# Start of Extracted entries

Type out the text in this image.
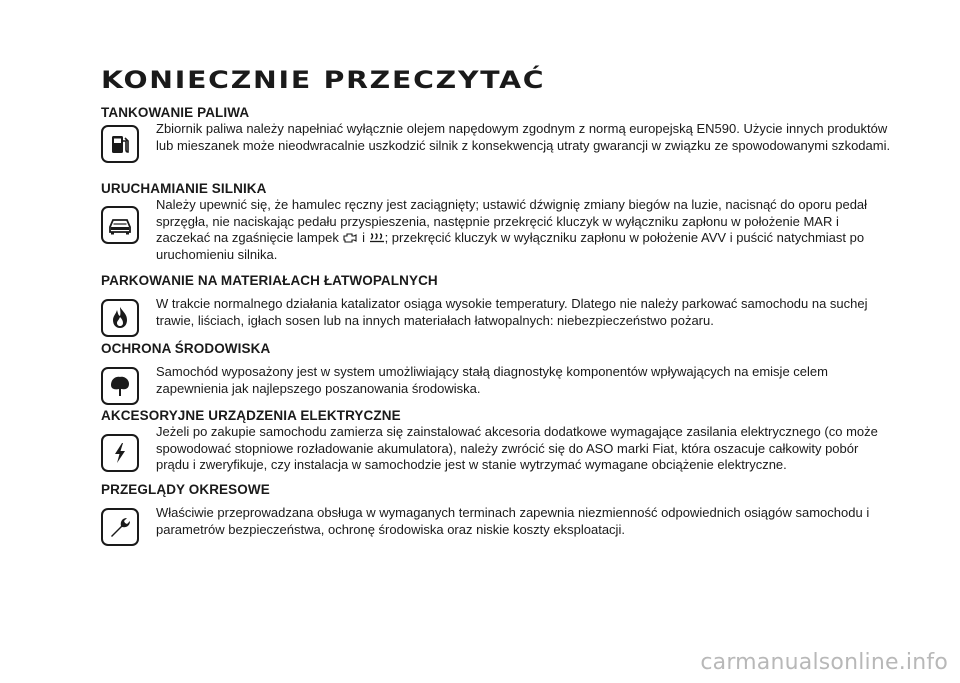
KONIECZNIE PRZECZYTAĆ
TANKOWANIE PALIWA

Zbiornik paliwa należy napełniać wyłącznie olejem napędowym zgodnym z normą europejską EN590. Użycie innych produktów lub mieszanek może nieodwracalnie uszkodzić silnik z konsekwencją utraty gwarancji w związku ze spowodowanymi szkodami.

URUCHAMIANIE SILNIKA

Należy upewnić się, że hamulec ręczny jest zaciągnięty; ustawić dźwignię zmiany biegów na luzie, nacisnąć do oporu pedał sprzęgła, nie naciskając pedału przyspieszenia, następnie przekręcić kluczyk w wyłączniku zapłonu w położenie MAR i zaczekać na zgaśnięcie lampek
i
; przekręcić kluczyk w wyłączniku zapłonu w położenie AVV i puścić natychmiast po uruchomieniu silnika.

PARKOWANIE NA MATERIAŁACH ŁATWOPALNYCH

W trakcie normalnego działania katalizator osiąga wysokie temperatury. Dlatego nie należy parkować samochodu na suchej trawie, liściach, igłach sosen lub na innych materiałach łatwopalnych: niebezpieczeństwo pożaru.

OCHRONA ŚRODOWISKA

Samochód wyposażony jest w system umożliwiający stałą diagnostykę komponentów wpływających na emisje celem zapewnienia jak najlepszego poszanowania środowiska.

AKCESORYJNE URZĄDZENIA ELEKTRYCZNE

Jeżeli po zakupie samochodu zamierza się zainstalować akcesoria dodatkowe wymagające zasilania elektrycznego (co może spowodować stopniowe rozładowanie akumulatora), należy zwrócić się do ASO marki Fiat, która oszacuje całkowity pobór prądu i zweryfikuje, czy instalacja w samochodzie jest w stanie wytrzymać wymagane obciążenie elektryczne.

PRZEGLĄDY OKRESOWE

Właściwie przeprowadzana obsługa w wymaganych terminach zapewnia niezmienność odpowiednich osiągów samochodu i parametrów bezpieczeństwa, ochronę środowiska oraz niskie koszty eksploatacji.

carmanualsonline.info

# End of Extracted entries

Out of the material above, gather each line where "kluczyk" appears.

Należy upewnić się, że hamulec ręczny jest zaciągnięty; ustawić dźwignię zmiany biegów na luzie, nacisnąć do oporu pedał sprzęgła, nie naciskając pedału przyspieszenia, następnie przekręcić kluczyk w wyłączniku zapłonu w położenie MAR i zaczekać na zgaśnięcie lampek
; przekręcić kluczyk w wyłączniku zapłonu w położenie AVV i puścić natychmiast po uruchomieniu silnika.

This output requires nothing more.